> _What needs to be done_: Can you write out, word for word, the lines of data starting at the line containing "data-label: 27% xyxy=(308,349,338,366)" and ending at the line containing "bar-5 xyxy=(143,290,369,321)", with both of those lines included?

> _Source records_:
## Start

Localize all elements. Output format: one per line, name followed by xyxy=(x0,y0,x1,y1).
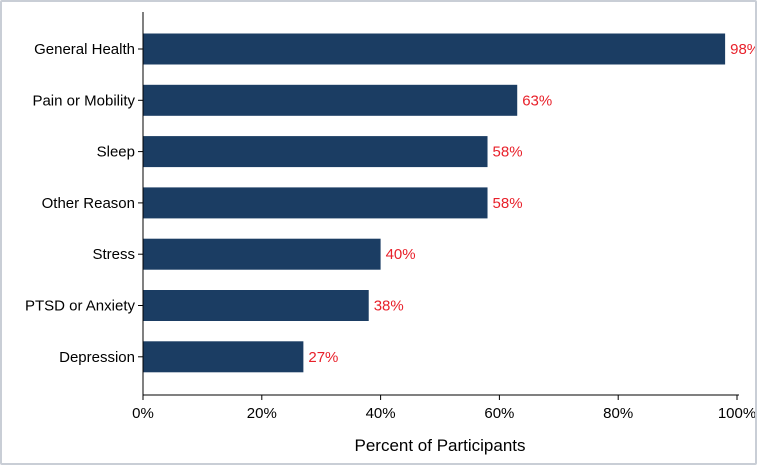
data-label: 27% xyxy=(308,349,338,366)
data-label: 63% xyxy=(522,92,552,109)
axes-layer xyxy=(142,12,739,396)
bar-3 xyxy=(143,187,488,219)
data-label: 98% xyxy=(730,41,755,58)
bar-chart: General Health 98% Pain or Mobility 63% Slee… xyxy=(25,12,757,455)
bar-0 xyxy=(143,33,726,65)
data-label: 38% xyxy=(374,298,404,315)
x-tick-label: 60% xyxy=(484,405,514,422)
bar-5 xyxy=(143,290,369,321)
bar-2 xyxy=(143,136,488,168)
x-tick-label: 0% xyxy=(132,405,154,422)
category-label: Other Reason xyxy=(42,195,135,212)
bar-4 xyxy=(143,238,381,270)
category-label: Pain or Mobility xyxy=(32,92,135,109)
category-label: Depression xyxy=(59,349,135,366)
x-axis-title: Percent of Participants xyxy=(354,436,525,455)
x-tick-label: 40% xyxy=(366,405,396,422)
x-tick-label: 20% xyxy=(247,405,277,422)
x-tick-label: 80% xyxy=(603,405,633,422)
x-tick-label: 100% xyxy=(718,405,755,422)
category-label: General Health xyxy=(34,41,135,58)
data-label: 40% xyxy=(386,246,416,263)
bar-1 xyxy=(143,84,518,116)
labels-layer: General Health 98% Pain or Mobility 63% Slee… xyxy=(25,41,757,422)
bar-6 xyxy=(143,341,304,373)
data-label: 58% xyxy=(493,195,523,212)
ticks-layer xyxy=(138,48,738,400)
bars-layer xyxy=(143,33,726,373)
category-label: Sleep xyxy=(97,144,135,161)
category-label: Stress xyxy=(92,246,135,263)
category-label: PTSD or Anxiety xyxy=(25,298,136,315)
data-label: 58% xyxy=(493,144,523,161)
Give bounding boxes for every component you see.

## End

> _In response_:
data-label: 27% xyxy=(308,349,338,366)
data-label: 63% xyxy=(522,92,552,109)
axes-layer xyxy=(142,12,739,396)
bar-3 xyxy=(143,187,488,219)
data-label: 98% xyxy=(730,41,755,58)
bar-chart: General Health 98% Pain or Mobility 63% Slee… xyxy=(25,12,757,455)
bar-0 xyxy=(143,33,726,65)
data-label: 38% xyxy=(374,298,404,315)
x-tick-label: 60% xyxy=(484,405,514,422)
bar-5 xyxy=(143,290,369,321)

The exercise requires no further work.